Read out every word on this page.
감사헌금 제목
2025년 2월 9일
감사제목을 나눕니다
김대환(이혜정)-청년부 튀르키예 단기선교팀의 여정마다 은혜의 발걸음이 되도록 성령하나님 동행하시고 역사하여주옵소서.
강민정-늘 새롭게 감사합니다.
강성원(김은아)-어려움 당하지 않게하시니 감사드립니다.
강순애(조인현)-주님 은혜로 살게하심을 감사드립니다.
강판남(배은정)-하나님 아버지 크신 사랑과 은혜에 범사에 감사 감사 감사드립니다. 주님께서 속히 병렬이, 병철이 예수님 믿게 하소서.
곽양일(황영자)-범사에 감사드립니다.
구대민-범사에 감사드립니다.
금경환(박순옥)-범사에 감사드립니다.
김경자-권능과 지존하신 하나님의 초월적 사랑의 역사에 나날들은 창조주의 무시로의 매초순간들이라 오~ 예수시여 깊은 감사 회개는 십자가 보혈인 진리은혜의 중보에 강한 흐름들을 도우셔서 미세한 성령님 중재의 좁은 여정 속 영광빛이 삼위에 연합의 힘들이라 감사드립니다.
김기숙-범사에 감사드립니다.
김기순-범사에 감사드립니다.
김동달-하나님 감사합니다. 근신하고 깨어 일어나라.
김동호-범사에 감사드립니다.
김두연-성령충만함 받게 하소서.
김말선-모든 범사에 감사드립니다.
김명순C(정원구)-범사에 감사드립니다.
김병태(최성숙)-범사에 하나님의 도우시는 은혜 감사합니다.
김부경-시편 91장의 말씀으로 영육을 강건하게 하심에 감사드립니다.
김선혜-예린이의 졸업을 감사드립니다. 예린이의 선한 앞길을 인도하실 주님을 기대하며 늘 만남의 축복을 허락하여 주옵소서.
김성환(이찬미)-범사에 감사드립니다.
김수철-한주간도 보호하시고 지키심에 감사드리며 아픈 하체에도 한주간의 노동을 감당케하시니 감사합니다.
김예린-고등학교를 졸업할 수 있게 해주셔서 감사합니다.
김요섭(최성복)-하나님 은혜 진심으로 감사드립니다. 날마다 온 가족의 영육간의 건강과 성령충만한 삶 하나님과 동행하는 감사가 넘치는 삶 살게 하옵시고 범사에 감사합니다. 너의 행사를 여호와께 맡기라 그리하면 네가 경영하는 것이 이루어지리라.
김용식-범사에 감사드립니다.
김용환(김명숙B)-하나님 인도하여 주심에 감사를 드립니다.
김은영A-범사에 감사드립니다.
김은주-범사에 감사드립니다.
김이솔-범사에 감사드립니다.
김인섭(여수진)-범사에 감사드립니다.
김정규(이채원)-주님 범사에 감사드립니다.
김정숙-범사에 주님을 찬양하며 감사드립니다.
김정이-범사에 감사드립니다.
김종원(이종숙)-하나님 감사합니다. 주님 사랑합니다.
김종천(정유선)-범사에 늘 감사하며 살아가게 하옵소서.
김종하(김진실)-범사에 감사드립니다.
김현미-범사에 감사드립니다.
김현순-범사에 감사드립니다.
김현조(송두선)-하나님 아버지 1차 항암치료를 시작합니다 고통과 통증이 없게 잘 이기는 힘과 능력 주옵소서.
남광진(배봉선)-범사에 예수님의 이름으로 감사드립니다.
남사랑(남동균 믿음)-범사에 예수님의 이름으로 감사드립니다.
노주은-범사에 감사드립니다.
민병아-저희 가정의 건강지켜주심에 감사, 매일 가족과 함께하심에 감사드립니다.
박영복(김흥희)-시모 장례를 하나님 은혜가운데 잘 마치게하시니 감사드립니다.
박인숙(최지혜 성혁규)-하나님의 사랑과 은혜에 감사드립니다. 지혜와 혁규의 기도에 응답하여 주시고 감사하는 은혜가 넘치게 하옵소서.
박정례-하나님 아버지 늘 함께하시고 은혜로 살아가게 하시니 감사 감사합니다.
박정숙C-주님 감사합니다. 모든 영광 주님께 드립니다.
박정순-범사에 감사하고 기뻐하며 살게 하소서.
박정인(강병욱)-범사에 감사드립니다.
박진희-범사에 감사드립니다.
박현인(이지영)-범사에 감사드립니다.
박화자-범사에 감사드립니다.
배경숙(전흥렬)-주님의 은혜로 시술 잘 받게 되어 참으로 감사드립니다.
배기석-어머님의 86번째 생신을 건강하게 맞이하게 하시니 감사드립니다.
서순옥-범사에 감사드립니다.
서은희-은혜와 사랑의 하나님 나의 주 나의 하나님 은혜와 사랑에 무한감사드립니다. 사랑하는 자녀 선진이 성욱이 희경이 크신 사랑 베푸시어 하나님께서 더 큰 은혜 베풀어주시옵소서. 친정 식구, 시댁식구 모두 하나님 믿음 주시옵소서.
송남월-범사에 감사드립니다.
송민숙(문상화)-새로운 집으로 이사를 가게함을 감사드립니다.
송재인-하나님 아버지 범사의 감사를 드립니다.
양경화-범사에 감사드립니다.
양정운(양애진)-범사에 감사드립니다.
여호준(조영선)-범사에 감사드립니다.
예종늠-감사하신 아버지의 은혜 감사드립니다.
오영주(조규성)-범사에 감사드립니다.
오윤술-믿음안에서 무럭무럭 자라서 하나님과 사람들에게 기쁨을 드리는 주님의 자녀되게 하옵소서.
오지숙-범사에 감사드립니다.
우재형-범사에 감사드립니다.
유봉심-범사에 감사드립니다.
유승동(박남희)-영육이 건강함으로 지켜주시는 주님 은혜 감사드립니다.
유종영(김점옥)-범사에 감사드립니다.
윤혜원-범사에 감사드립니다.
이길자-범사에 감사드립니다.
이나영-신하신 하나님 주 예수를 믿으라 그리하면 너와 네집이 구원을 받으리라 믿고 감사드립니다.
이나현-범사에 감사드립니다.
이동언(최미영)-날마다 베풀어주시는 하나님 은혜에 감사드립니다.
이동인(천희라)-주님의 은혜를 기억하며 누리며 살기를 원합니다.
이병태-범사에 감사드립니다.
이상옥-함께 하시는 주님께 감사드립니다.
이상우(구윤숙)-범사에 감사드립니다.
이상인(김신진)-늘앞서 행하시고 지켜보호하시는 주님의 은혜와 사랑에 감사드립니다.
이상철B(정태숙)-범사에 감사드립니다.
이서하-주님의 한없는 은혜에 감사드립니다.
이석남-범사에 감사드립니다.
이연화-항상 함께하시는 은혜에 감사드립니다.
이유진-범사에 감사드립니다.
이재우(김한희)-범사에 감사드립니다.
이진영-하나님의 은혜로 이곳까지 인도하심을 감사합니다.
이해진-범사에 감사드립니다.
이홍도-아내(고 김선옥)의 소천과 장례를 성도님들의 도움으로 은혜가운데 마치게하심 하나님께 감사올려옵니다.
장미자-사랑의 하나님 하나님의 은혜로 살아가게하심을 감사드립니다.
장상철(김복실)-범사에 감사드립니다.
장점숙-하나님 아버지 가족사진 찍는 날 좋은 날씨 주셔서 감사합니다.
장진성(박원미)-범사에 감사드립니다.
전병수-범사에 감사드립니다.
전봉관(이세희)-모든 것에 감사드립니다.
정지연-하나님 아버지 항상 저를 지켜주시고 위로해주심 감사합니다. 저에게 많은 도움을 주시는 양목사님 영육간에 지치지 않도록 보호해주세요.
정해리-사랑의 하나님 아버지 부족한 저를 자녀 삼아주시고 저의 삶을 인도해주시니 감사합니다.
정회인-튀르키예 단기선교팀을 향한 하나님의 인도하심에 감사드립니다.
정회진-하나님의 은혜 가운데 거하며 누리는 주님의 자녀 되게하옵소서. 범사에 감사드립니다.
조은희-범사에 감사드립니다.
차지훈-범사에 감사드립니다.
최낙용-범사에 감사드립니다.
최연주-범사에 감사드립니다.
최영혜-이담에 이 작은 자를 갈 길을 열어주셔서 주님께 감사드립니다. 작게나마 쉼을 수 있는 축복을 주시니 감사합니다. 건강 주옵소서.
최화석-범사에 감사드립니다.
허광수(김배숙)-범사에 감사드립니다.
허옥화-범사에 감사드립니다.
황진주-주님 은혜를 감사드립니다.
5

------------------------------------------------------------------------

For each line of the entries that includes "하나님과", show that line.

▸ THE RESPONSE:
김요섭(최성복)-하나님 은혜 진심으로 감사드립니다. 날마다 온 가족의 영육간의 건강과 성령충만한 삶 하나님과 동행하는 감사가 넘치는 삶 살게 하옵시고 범사에 감사합니다. 너의 행사를 여호와께 맡기라 그리하면 네가 경영하는 것이 이루어지리라.
오윤술-믿음안에서 무럭무럭 자라서 하나님과 사람들에게 기쁨을 드리는 주님의 자녀되게 하옵소서.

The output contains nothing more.